- **Exercise prompt**: Please print every record below exactly as it appears.

(Stored items)

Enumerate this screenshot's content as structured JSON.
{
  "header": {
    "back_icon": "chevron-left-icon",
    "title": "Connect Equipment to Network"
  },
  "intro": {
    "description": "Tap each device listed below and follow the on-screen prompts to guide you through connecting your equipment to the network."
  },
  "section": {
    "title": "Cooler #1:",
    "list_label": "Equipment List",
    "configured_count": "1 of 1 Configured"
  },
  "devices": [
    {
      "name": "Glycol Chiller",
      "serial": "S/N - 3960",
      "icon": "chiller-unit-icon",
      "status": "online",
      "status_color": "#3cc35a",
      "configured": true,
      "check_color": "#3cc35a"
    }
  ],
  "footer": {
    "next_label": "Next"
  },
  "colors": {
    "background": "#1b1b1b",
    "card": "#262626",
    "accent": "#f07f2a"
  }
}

- **The reply**:
Enumerate this screenshot's content as structured JSON.
{
  "header": {
    "back_icon": "chevron-left-icon",
    "title": "Connect Equipment to Network"
  },
  "intro": {
    "description": "Tap each device listed below and follow the on-screen prompts to guide you through connecting your equipment to the network."
  },
  "section": {
    "title": "Cooler #1:",
    "list_label": "Equipment List",
    "configured_count": "1 of 1 Configured"
  },
  "devices": [
    {
      "name": "Glycol Chiller",
      "serial": "S/N - 3960",
      "icon": "chiller-unit-icon",
      "status": "online",
      "status_color": "#3cc35a",
      "configured": true,
      "check_color": "#3cc35a"
    }
  ],
  "footer": {
    "next_label": "Next"
  },
  "colors": {
    "background": "#1b1b1b",
    "card": "#262626",
    "accent": "#f07f2a"
  }
}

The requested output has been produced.